Take the listing and print it in full, exactly as given.

Saved entries
● ● ●

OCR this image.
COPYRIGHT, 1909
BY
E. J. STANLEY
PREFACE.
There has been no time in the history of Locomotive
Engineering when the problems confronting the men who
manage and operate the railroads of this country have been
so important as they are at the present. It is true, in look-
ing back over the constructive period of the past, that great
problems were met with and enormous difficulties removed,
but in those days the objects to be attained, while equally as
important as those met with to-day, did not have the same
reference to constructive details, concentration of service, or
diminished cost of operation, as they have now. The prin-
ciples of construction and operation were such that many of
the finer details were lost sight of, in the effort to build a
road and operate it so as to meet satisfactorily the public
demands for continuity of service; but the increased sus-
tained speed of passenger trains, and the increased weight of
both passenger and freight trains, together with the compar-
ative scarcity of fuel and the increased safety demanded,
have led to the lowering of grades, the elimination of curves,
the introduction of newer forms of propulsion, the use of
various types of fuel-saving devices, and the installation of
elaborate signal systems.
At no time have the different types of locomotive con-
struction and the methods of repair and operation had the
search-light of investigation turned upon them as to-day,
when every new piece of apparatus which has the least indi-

● ● ●

= Solution to this exercise =
OCR this image.
COPYRIGHT, 1909
BY
E. J. STANLEY
PREFACE.
There has been no time in the history of Locomotive
Engineering when the problems confronting the men who
manage and operate the railroads of this country have been
so important as they are at the present. It is true, in look-
ing back over the constructive period of the past, that great
problems were met with and enormous difficulties removed,
but in those days the objects to be attained, while equally as
important as those met with to-day, did not have the same
reference to constructive details, concentration of service, or
diminished cost of operation, as they have now. The prin-
ciples of construction and operation were such that many of
the finer details were lost sight of, in the effort to build a
road and operate it so as to meet satisfactorily the public
demands for continuity of service; but the increased sus-
tained speed of passenger trains, and the increased weight of
both passenger and freight trains, together with the compar-
ative scarcity of fuel and the increased safety demanded,
have led to the lowering of grades, the elimination of curves,
the introduction of newer forms of propulsion, the use of
various types of fuel-saving devices, and the installation of
elaborate signal systems.
At no time have the different types of locomotive con-
struction and the methods of repair and operation had the
search-light of investigation turned upon them as to-day,
when every new piece of apparatus which has the least indi-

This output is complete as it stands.